____ INFORMATION SUPPLIED

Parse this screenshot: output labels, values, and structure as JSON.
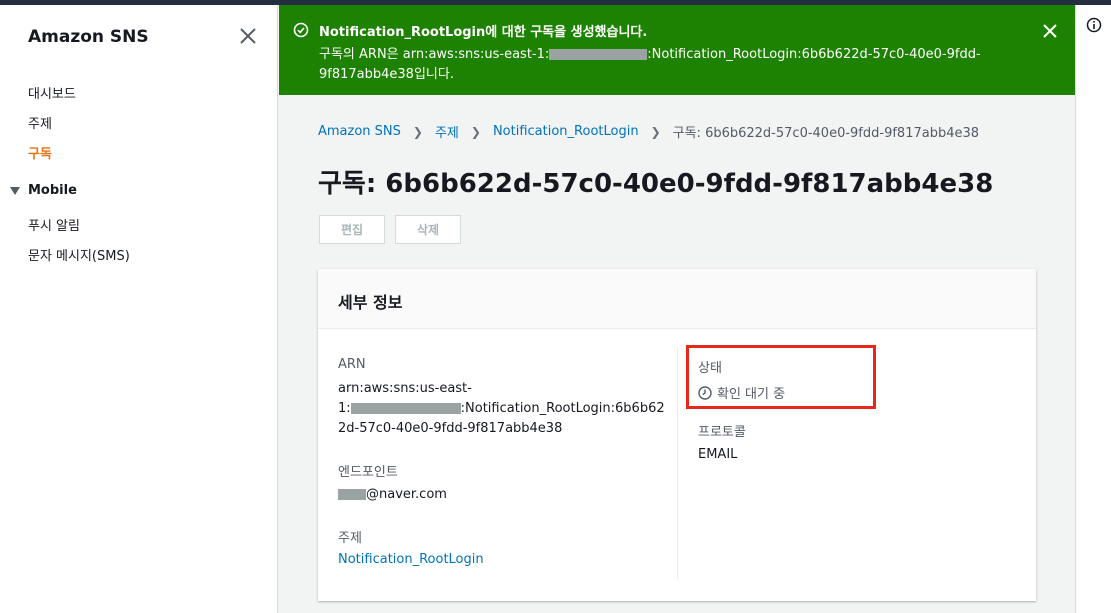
{
  "sidebar": {
    "title": "Amazon SNS",
    "items": [
      {
        "label": "대시보드"
      },
      {
        "label": "주제"
      },
      {
        "label": "구독"
      }
    ],
    "section": {
      "label": "Mobile"
    },
    "sub_items": [
      {
        "label": "푸시 알림"
      },
      {
        "label": "문자 메시지(SMS)"
      }
    ]
  },
  "flash": {
    "title": "Notification_RootLogin에 대한 구독을 생성했습니다.",
    "msg_prefix": "구독의 ARN은 arn:aws:sns:us-east-1:",
    "msg_suffix": ":Notification_RootLogin:6b6b622d-57c0-40e0-9fdd-",
    "msg_line2": "9f817abb4e38입니다.",
    "color": "#1d8102"
  },
  "breadcrumb": {
    "items": [
      "Amazon SNS",
      "주제",
      "Notification_RootLogin"
    ],
    "current": "구독: 6b6b622d-57c0-40e0-9fdd-9f817abb4e38"
  },
  "page": {
    "title": "구독: 6b6b622d-57c0-40e0-9fdd-9f817abb4e38",
    "edit_label": "편집",
    "delete_label": "삭제"
  },
  "details": {
    "title": "세부 정보",
    "arn_label": "ARN",
    "arn_line1": "arn:aws:sns:us-east-",
    "arn_line2_prefix": "1:",
    "arn_line2_suffix": ":Notification_RootLogin:6b6b62",
    "arn_line3": "2d-57c0-40e0-9fdd-9f817abb4e38",
    "endpoint_label": "엔드포인트",
    "endpoint_suffix": "@naver.com",
    "topic_label": "주제",
    "topic_value": "Notification_RootLogin",
    "status_label": "상태",
    "status_value": "확인 대기 중",
    "protocol_label": "프로토콜",
    "protocol_value": "EMAIL"
  }
}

________

Please repeat the entries exactly. Do not include the pictures.

Parse this screenshot: output labels, values, and structure as JSON.
{
  "sidebar": {
    "title": "Amazon SNS",
    "items": [
      {
        "label": "대시보드"
      },
      {
        "label": "주제"
      },
      {
        "label": "구독"
      }
    ],
    "section": {
      "label": "Mobile"
    },
    "sub_items": [
      {
        "label": "푸시 알림"
      },
      {
        "label": "문자 메시지(SMS)"
      }
    ]
  },
  "flash": {
    "title": "Notification_RootLogin에 대한 구독을 생성했습니다.",
    "msg_prefix": "구독의 ARN은 arn:aws:sns:us-east-1:",
    "msg_suffix": ":Notification_RootLogin:6b6b622d-57c0-40e0-9fdd-",
    "msg_line2": "9f817abb4e38입니다.",
    "color": "#1d8102"
  },
  "breadcrumb": {
    "items": [
      "Amazon SNS",
      "주제",
      "Notification_RootLogin"
    ],
    "current": "구독: 6b6b622d-57c0-40e0-9fdd-9f817abb4e38"
  },
  "page": {
    "title": "구독: 6b6b622d-57c0-40e0-9fdd-9f817abb4e38",
    "edit_label": "편집",
    "delete_label": "삭제"
  },
  "details": {
    "title": "세부 정보",
    "arn_label": "ARN",
    "arn_line1": "arn:aws:sns:us-east-",
    "arn_line2_prefix": "1:",
    "arn_line2_suffix": ":Notification_RootLogin:6b6b62",
    "arn_line3": "2d-57c0-40e0-9fdd-9f817abb4e38",
    "endpoint_label": "엔드포인트",
    "endpoint_suffix": "@naver.com",
    "topic_label": "주제",
    "topic_value": "Notification_RootLogin",
    "status_label": "상태",
    "status_value": "확인 대기 중",
    "protocol_label": "프로토콜",
    "protocol_value": "EMAIL"
  }
}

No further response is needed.